>>>

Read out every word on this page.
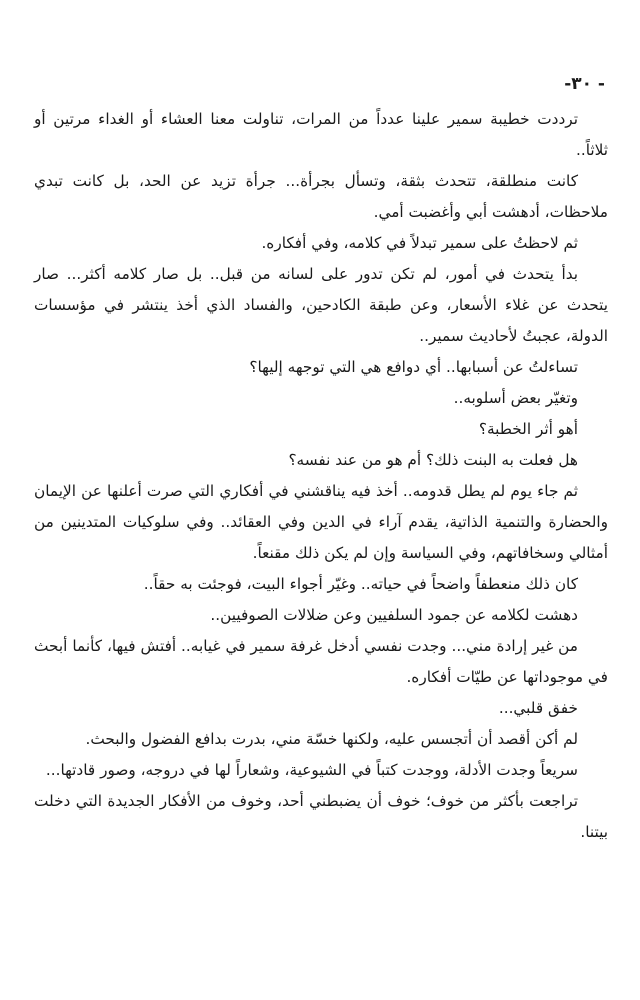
- ٣٠-

ترددت خطيبة سمير علينا عدداً من المرات، تناولت معنا العشاء أو الغداء مرتين أو ثلاثاً..

كانت منطلقة، تتحدث بثقة، وتسأل بجرأة... جرأة تزيد عن الحد، بل كانت تبدي ملاحظات، أدهشت أبي وأغضبت أمي.

ثم لاحظتُ على سمير تبدلاً في كلامه، وفي أفكاره.

بدأ يتحدث في أمور، لم تكن تدور على لسانه من قبل.. بل صار كلامه أكثر... صار يتحدث عن غلاء الأسعار، وعن طبقة الكادحين، والفساد الذي أخذ ينتشر في مؤسسات الدولة، عجبتُ لأحاديث سمير..

تساءلتُ عن أسبابها.. أي دوافع هي التي توجهه إليها؟

وتغيّر بعض أسلوبه..

أهو أثر الخطبة؟

هل فعلت به البنت ذلك؟ أم هو من عند نفسه؟

ثم جاء يوم لم يطل قدومه.. أخذ فيه يناقشني في أفكاري التي صرت أعلنها عن الإيمان والحضارة والتنمية الذاتية، يقدم آراء في الدين وفي العقائد.. وفي سلوكيات المتدينين من أمثالي وسخافاتهم، وفي السياسة وإن لم يكن ذلك مقنعاً.

كان ذلك منعطفاً واضحاً في حياته.. وغيّر أجواء البيت، فوجئت به حقاً..

دهشت لكلامه عن جمود السلفيين وعن ضلالات الصوفيين..

من غير إرادة مني... وجدت نفسي أدخل غرفة سمير في غيابه.. أفتش فيها، كأنما أبحث في موجوداتها عن طيّات أفكاره.

خفق قلبي...

لم أكن أقصد أن أتجسس عليه، ولكنها خسّة مني، بدرت بدافع الفضول والبحث.

سريعاً وجدت الأدلة، ووجدت كتباً في الشيوعية، وشعاراً لها في دروجه، وصور قادتها...

تراجعت بأكثر من خوف؛ خوف أن يضبطني أحد، وخوف من الأفكار الجديدة التي دخلت بيتنا.
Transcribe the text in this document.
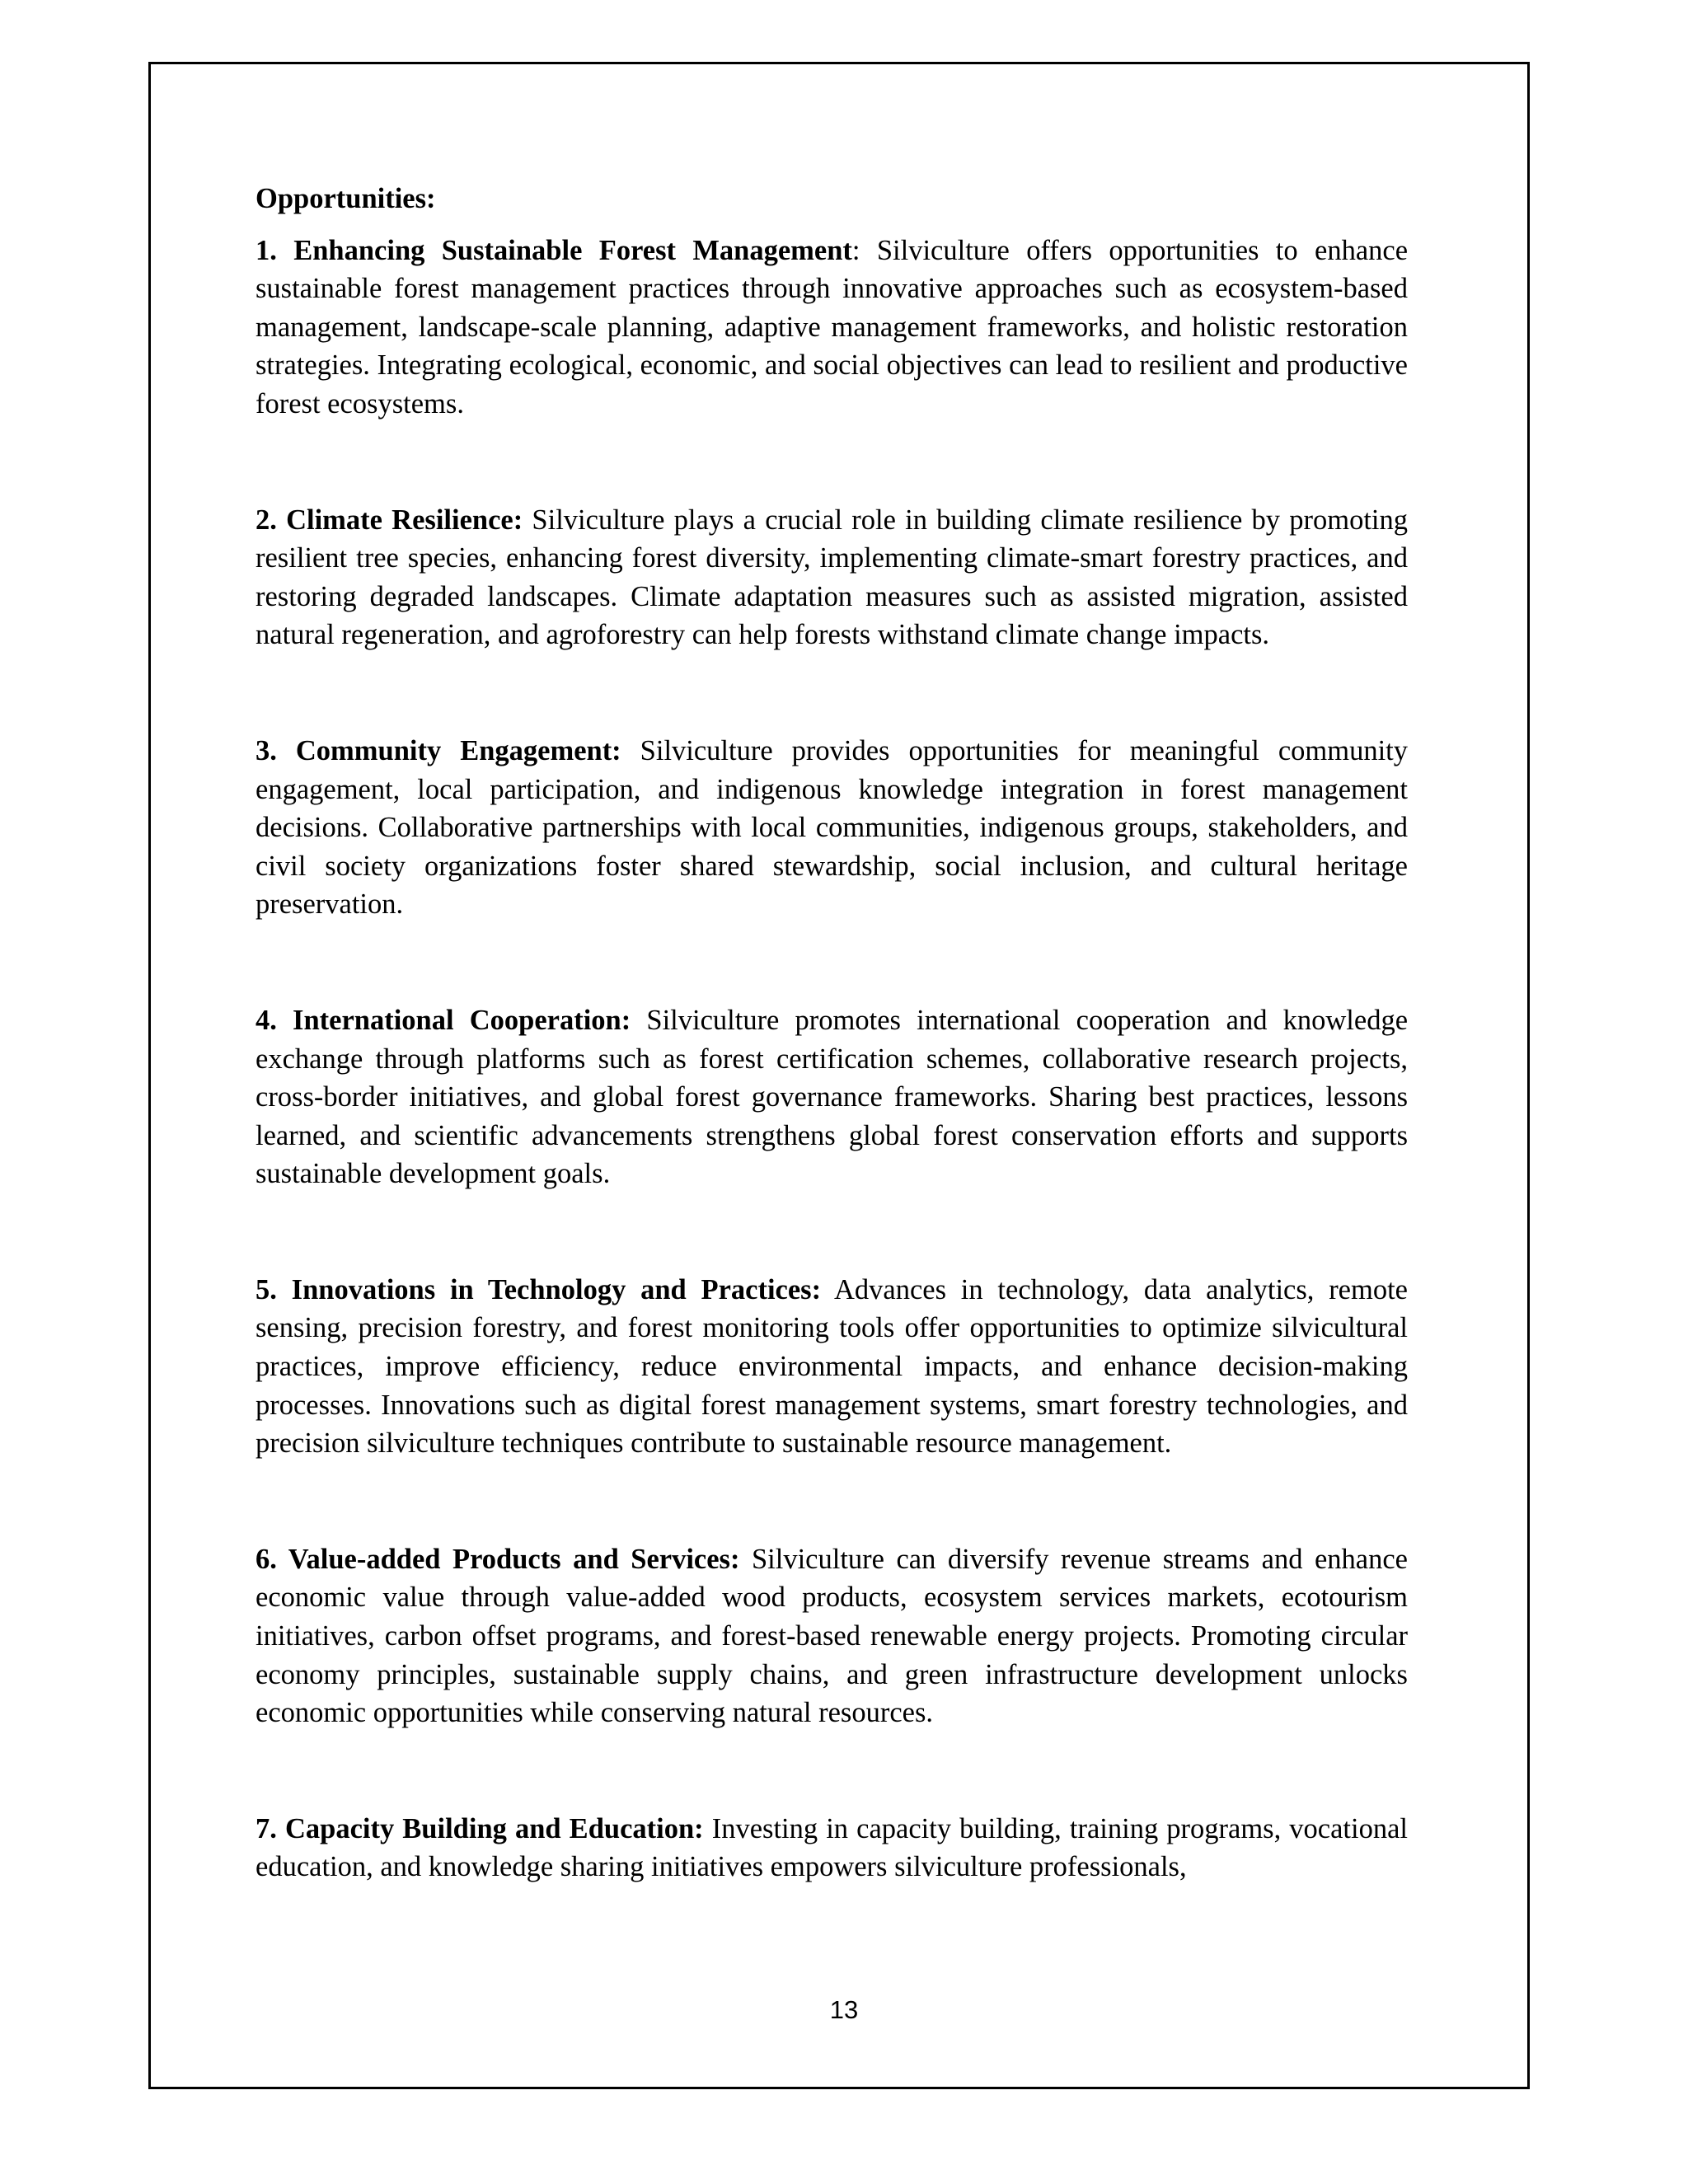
Opportunities:

1. Enhancing Sustainable Forest Management: Silviculture offers opportunities to enhance sustainable forest management practices through innovative approaches such as ecosystem-based management, landscape-scale planning, adaptive management frameworks, and holistic restoration strategies. Integrating ecological, economic, and social objectives can lead to resilient and productive forest ecosystems.

2. Climate Resilience: Silviculture plays a crucial role in building climate resilience by promoting resilient tree species, enhancing forest diversity, implementing climate-smart forestry practices, and restoring degraded landscapes. Climate adaptation measures such as assisted migration, assisted natural regeneration, and agroforestry can help forests withstand climate change impacts.

3. Community Engagement: Silviculture provides opportunities for meaningful community engagement, local participation, and indigenous knowledge integration in forest management decisions. Collaborative partnerships with local communities, indigenous groups, stakeholders, and civil society organizations foster shared stewardship, social inclusion, and cultural heritage preservation.

4. International Cooperation: Silviculture promotes international cooperation and knowledge exchange through platforms such as forest certification schemes, collaborative research projects, cross-border initiatives, and global forest governance frameworks. Sharing best practices, lessons learned, and scientific advancements strengthens global forest conservation efforts and supports sustainable development goals.

5. Innovations in Technology and Practices: Advances in technology, data analytics, remote sensing, precision forestry, and forest monitoring tools offer opportunities to optimize silvicultural practices, improve efficiency, reduce environmental impacts, and enhance decision-making processes. Innovations such as digital forest management systems, smart forestry technologies, and precision silviculture techniques contribute to sustainable resource management.

6. Value-added Products and Services: Silviculture can diversify revenue streams and enhance economic value through value-added wood products, ecosystem services markets, ecotourism initiatives, carbon offset programs, and forest-based renewable energy projects. Promoting circular economy principles, sustainable supply chains, and green infrastructure development unlocks economic opportunities while conserving natural resources.

7. Capacity Building and Education: Investing in capacity building, training programs, vocational education, and knowledge sharing initiatives empowers silviculture professionals,

13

<<<

[Task requirements] What you return should match the records above word for word, minus the pictures.

[Result of this task]
Read out every word on this page.
- ٣٠-

ترددت خطيبة سمير علينا عدداً من المرات، تناولت معنا العشاء أو الغداء مرتين أو ثلاثاً..

كانت منطلقة، تتحدث بثقة، وتسأل بجرأة... جرأة تزيد عن الحد، بل كانت تبدي ملاحظات، أدهشت أبي وأغضبت أمي.

ثم لاحظتُ على سمير تبدلاً في كلامه، وفي أفكاره.

بدأ يتحدث في أمور، لم تكن تدور على لسانه من قبل.. بل صار كلامه أكثر... صار يتحدث عن غلاء الأسعار، وعن طبقة الكادحين، والفساد الذي أخذ ينتشر في مؤسسات الدولة، عجبتُ لأحاديث سمير..

تساءلتُ عن أسبابها.. أي دوافع هي التي توجهه إليها؟

وتغيّر بعض أسلوبه..

أهو أثر الخطبة؟

هل فعلت به البنت ذلك؟ أم هو من عند نفسه؟

ثم جاء يوم لم يطل قدومه.. أخذ فيه يناقشني في أفكاري التي صرت أعلنها عن الإيمان والحضارة والتنمية الذاتية، يقدم آراء في الدين وفي العقائد.. وفي سلوكيات المتدينين من أمثالي وسخافاتهم، وفي السياسة وإن لم يكن ذلك مقنعاً.

كان ذلك منعطفاً واضحاً في حياته.. وغيّر أجواء البيت، فوجئت به حقاً..

دهشت لكلامه عن جمود السلفيين وعن ضلالات الصوفيين..

من غير إرادة مني... وجدت نفسي أدخل غرفة سمير في غيابه.. أفتش فيها، كأنما أبحث في موجوداتها عن طيّات أفكاره.

خفق قلبي...

لم أكن أقصد أن أتجسس عليه، ولكنها خسّة مني، بدرت بدافع الفضول والبحث.

سريعاً وجدت الأدلة، ووجدت كتباً في الشيوعية، وشعاراً لها في دروجه، وصور قادتها...

تراجعت بأكثر من خوف؛ خوف أن يضبطني أحد، وخوف من الأفكار الجديدة التي دخلت بيتنا.
Transcribe the text in this document.
Opportunities:

1. Enhancing Sustainable Forest Management: Silviculture offers opportunities to enhance sustainable forest management practices through innovative approaches such as ecosystem-based management, landscape-scale planning, adaptive management frameworks, and holistic restoration strategies. Integrating ecological, economic, and social objectives can lead to resilient and productive forest ecosystems.

2. Climate Resilience: Silviculture plays a crucial role in building climate resilience by promoting resilient tree species, enhancing forest diversity, implementing climate-smart forestry practices, and restoring degraded landscapes. Climate adaptation measures such as assisted migration, assisted natural regeneration, and agroforestry can help forests withstand climate change impacts.

3. Community Engagement: Silviculture provides opportunities for meaningful community engagement, local participation, and indigenous knowledge integration in forest management decisions. Collaborative partnerships with local communities, indigenous groups, stakeholders, and civil society organizations foster shared stewardship, social inclusion, and cultural heritage preservation.

4. International Cooperation: Silviculture promotes international cooperation and knowledge exchange through platforms such as forest certification schemes, collaborative research projects, cross-border initiatives, and global forest governance frameworks. Sharing best practices, lessons learned, and scientific advancements strengthens global forest conservation efforts and supports sustainable development goals.

5. Innovations in Technology and Practices: Advances in technology, data analytics, remote sensing, precision forestry, and forest monitoring tools offer opportunities to optimize silvicultural practices, improve efficiency, reduce environmental impacts, and enhance decision-making processes. Innovations such as digital forest management systems, smart forestry technologies, and precision silviculture techniques contribute to sustainable resource management.

6. Value-added Products and Services: Silviculture can diversify revenue streams and enhance economic value through value-added wood products, ecosystem services markets, ecotourism initiatives, carbon offset programs, and forest-based renewable energy projects. Promoting circular economy principles, sustainable supply chains, and green infrastructure development unlocks economic opportunities while conserving natural resources.

7. Capacity Building and Education: Investing in capacity building, training programs, vocational education, and knowledge sharing initiatives empowers silviculture professionals,

13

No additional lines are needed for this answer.